■ **TASK BRIEF**:
Translate this sentence from the Lonely Planet piece into Spanish: "Tony persuaded Ford to defer the offer for a year in order to go travelling with Maureen, whom he had met a year earlier on a bench in Regent’s Park."

■ **EXTRACT PROVIDED**:
How Tony and Maureen Wheeler built Lonely Planet from their kitchen table, transformed travel, and scaled their impact through philanthropy

Group of business professionals in a lecture theatre

In 30 seconds

  • The Wheelers founded Lonely Planet from their kitchen table, turning a DIY travel adventure into a global business

  • Their approach helped shape modern travel publishing and pioneered early digital content

  • Their philanthropic gifts to LBS have supported research and teaching in emerging markets through the Wheeler Institute

In 1972, Tony Wheeler graduated with an MSc05(1972) from London Business School . As one of the School’s very first graduates, he left with a job offer in his pocket from Ford – ‘a business school type job,’ he joked, to a packed lecture theatre at London Business School. He and his wife Maureen, who was awarded an Honorary Fellowship from LBS in 2011, spoke as part of a special event in conversation with Professor of Marketing Rajesh Chandy. Tony persuaded Ford to defer the offer for a year in order to go travelling with Maureen, whom he had met a year earlier on a bench in Regent’s Park.

■ **LISTING**:
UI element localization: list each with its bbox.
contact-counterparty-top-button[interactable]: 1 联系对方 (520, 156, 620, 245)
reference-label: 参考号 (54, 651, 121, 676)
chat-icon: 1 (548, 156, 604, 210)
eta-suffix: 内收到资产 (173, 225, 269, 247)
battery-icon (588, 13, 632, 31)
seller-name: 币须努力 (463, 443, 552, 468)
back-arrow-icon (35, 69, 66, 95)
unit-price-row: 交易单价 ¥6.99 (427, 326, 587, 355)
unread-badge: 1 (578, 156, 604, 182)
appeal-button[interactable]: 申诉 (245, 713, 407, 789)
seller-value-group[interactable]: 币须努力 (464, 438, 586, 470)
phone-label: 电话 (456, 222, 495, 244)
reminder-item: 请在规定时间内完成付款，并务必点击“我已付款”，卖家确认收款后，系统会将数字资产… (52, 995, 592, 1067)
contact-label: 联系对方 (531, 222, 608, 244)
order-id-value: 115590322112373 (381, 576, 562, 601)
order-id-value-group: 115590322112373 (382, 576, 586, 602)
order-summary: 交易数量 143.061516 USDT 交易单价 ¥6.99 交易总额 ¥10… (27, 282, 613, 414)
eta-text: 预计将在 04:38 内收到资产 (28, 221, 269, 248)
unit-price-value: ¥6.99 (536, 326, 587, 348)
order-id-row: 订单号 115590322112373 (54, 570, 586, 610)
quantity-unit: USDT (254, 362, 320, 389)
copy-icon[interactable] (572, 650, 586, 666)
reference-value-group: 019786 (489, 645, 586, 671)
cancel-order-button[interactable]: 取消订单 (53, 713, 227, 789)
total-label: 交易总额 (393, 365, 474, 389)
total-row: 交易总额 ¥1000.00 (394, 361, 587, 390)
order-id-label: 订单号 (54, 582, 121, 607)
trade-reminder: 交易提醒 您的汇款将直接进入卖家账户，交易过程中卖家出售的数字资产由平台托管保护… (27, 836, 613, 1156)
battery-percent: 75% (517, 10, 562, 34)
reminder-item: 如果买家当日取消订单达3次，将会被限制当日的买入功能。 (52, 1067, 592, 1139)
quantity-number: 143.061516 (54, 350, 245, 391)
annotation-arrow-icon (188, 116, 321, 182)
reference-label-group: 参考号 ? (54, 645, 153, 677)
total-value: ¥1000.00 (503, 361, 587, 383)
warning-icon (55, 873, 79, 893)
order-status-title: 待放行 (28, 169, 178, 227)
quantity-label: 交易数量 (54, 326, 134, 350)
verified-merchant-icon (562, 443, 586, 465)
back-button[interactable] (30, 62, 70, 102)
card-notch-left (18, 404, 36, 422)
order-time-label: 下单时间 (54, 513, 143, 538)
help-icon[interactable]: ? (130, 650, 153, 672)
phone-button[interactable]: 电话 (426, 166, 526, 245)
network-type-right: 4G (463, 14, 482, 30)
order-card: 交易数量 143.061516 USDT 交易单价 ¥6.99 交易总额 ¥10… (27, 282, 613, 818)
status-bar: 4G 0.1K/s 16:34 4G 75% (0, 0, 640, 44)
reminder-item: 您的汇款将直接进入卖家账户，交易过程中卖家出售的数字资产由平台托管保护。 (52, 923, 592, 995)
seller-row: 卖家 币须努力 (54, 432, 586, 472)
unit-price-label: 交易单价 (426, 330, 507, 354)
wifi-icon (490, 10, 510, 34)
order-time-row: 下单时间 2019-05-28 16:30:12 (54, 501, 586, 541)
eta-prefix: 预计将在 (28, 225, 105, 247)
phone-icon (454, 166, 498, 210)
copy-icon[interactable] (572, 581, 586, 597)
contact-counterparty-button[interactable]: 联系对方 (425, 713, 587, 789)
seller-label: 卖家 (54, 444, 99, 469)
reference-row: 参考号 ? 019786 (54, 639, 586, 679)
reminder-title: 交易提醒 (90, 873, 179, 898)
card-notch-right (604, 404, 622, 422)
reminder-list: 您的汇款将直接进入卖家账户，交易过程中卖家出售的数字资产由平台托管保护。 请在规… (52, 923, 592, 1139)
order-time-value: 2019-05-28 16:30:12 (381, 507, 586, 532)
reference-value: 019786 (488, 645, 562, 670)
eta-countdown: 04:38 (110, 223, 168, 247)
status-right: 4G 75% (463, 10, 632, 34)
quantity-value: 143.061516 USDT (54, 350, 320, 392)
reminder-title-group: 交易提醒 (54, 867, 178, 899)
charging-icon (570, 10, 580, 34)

■ **SOLUTION FOR THIS EXERCISE**:
Tony convenció a Ford de que aplazara la oferta un año para irse de viaje con Maureen, a quien había conocido un año antes en un banco de Regent’s Park.